Start Data for this task

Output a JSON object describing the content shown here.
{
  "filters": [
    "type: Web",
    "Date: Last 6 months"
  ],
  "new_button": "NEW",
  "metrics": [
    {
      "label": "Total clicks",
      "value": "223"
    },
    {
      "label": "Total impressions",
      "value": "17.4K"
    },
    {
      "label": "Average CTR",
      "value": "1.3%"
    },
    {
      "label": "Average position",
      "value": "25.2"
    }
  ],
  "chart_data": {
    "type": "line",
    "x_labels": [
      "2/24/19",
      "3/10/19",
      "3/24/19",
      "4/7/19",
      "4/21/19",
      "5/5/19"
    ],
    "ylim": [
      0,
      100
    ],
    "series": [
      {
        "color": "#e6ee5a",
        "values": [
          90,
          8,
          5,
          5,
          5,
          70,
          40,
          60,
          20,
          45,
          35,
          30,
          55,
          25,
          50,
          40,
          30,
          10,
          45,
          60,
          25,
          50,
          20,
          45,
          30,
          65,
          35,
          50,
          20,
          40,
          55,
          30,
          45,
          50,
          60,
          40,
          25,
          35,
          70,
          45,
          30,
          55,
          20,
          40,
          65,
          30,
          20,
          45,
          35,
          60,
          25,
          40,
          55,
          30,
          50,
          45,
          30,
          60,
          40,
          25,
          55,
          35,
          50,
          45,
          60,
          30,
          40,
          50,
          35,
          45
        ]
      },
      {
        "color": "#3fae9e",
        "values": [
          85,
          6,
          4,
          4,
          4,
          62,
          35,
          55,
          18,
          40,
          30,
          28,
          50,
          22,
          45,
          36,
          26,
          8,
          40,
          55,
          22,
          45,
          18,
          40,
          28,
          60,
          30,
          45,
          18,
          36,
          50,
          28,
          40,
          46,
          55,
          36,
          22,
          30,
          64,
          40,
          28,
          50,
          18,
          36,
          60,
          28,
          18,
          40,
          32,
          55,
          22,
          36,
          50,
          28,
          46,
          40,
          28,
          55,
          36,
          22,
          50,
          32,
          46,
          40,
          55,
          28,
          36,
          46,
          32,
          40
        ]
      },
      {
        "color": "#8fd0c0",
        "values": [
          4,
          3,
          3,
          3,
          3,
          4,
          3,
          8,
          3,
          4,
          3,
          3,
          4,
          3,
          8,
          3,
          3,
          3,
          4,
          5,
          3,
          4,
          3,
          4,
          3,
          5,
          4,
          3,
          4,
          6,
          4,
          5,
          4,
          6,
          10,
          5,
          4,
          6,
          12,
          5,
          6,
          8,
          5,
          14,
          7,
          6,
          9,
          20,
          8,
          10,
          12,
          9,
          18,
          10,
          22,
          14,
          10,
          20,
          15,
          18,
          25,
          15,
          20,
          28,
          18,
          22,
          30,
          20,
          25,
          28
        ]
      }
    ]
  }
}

End Data for this task

> **Aim of the exercise**
Identify the lines that hold the word "Total". Copy every one of them.

> **Complete output**
      "label": "Total clicks",
      "label": "Total impressions",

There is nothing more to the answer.